Transcribe each line of the records below exactly, excluding any embedded images.

***** Data for the task

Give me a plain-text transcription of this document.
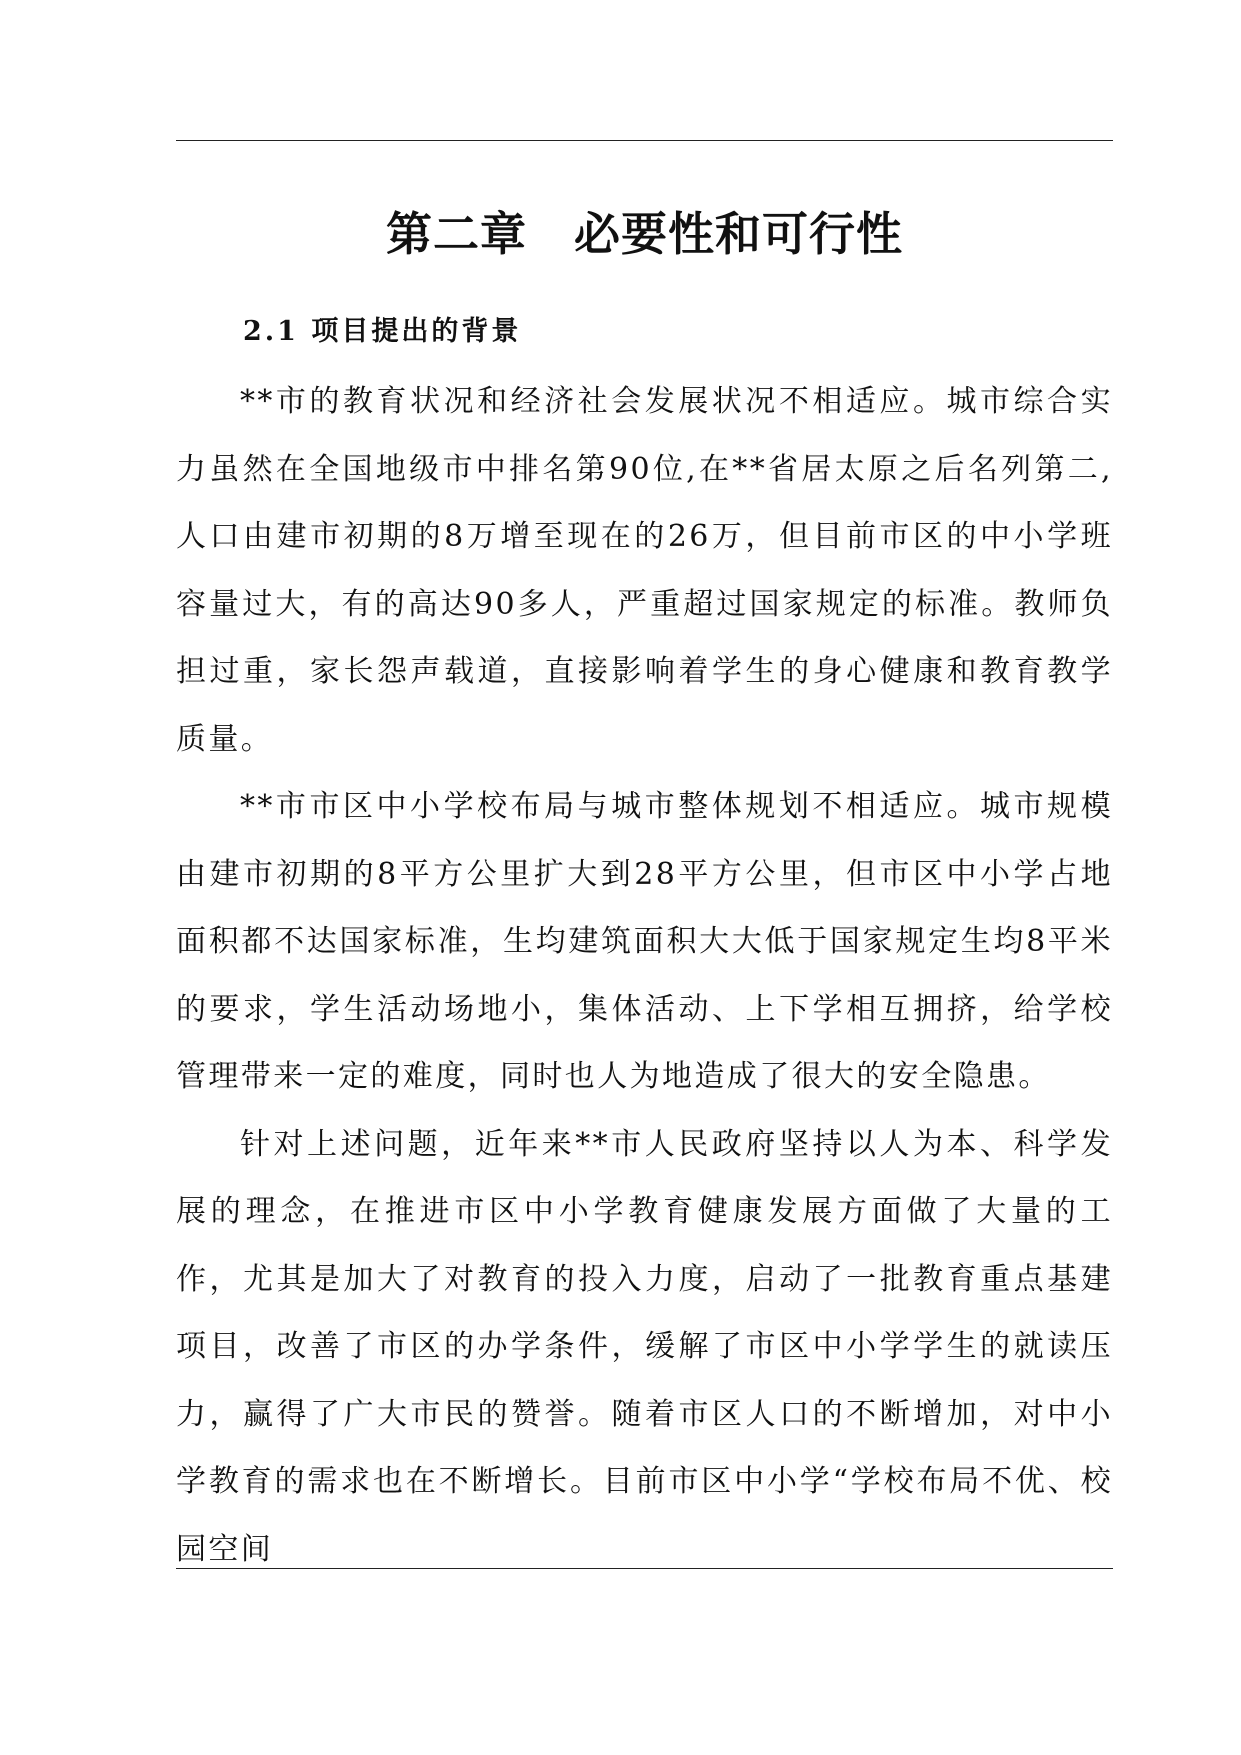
第二章　必要性和可行性
2.1 项目提出的背景

**市的教育状况和经济社会发展状况不相适应。城市综合实力虽然在全国地级市中排名第90位,在**省居太原之后名列第二,人口由建市初期的8万增至现在的26万，但目前市区的中小学班容量过大，有的高达90多人，严重超过国家规定的标准。教师负担过重，家长怨声载道，直接影响着学生的身心健康和教育教学质量。

**市市区中小学校布局与城市整体规划不相适应。城市规模由建市初期的8平方公里扩大到28平方公里，但市区中小学占地面积都不达国家标准，生均建筑面积大大低于国家规定生均8平米的要求，学生活动场地小，集体活动、上下学相互拥挤，给学校管理带来一定的难度，同时也人为地造成了很大的安全隐患。

针对上述问题，近年来**市人民政府坚持以人为本、科学发展的理念，在推进市区中小学教育健康发展方面做了大量的工作，尤其是加大了对教育的投入力度，启动了一批教育重点基建项目，改善了市区的办学条件，缓解了市区中小学学生的就读压力，赢得了广大市民的赞誉。随着市区人口的不断增加，对中小学教育的需求也在不断增长。目前市区中小学“学校布局不优、校园空间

**********

Solution —
Give me a plain-text transcription of this document.
第二章　必要性和可行性
2.1 项目提出的背景

**市的教育状况和经济社会发展状况不相适应。城市综合实力虽然在全国地级市中排名第90位,在**省居太原之后名列第二,人口由建市初期的8万增至现在的26万，但目前市区的中小学班容量过大，有的高达90多人，严重超过国家规定的标准。教师负担过重，家长怨声载道，直接影响着学生的身心健康和教育教学质量。

**市市区中小学校布局与城市整体规划不相适应。城市规模由建市初期的8平方公里扩大到28平方公里，但市区中小学占地面积都不达国家标准，生均建筑面积大大低于国家规定生均8平米的要求，学生活动场地小，集体活动、上下学相互拥挤，给学校管理带来一定的难度，同时也人为地造成了很大的安全隐患。

针对上述问题，近年来**市人民政府坚持以人为本、科学发展的理念，在推进市区中小学教育健康发展方面做了大量的工作，尤其是加大了对教育的投入力度，启动了一批教育重点基建项目，改善了市区的办学条件，缓解了市区中小学学生的就读压力，赢得了广大市民的赞誉。随着市区人口的不断增加，对中小学教育的需求也在不断增长。目前市区中小学“学校布局不优、校园空间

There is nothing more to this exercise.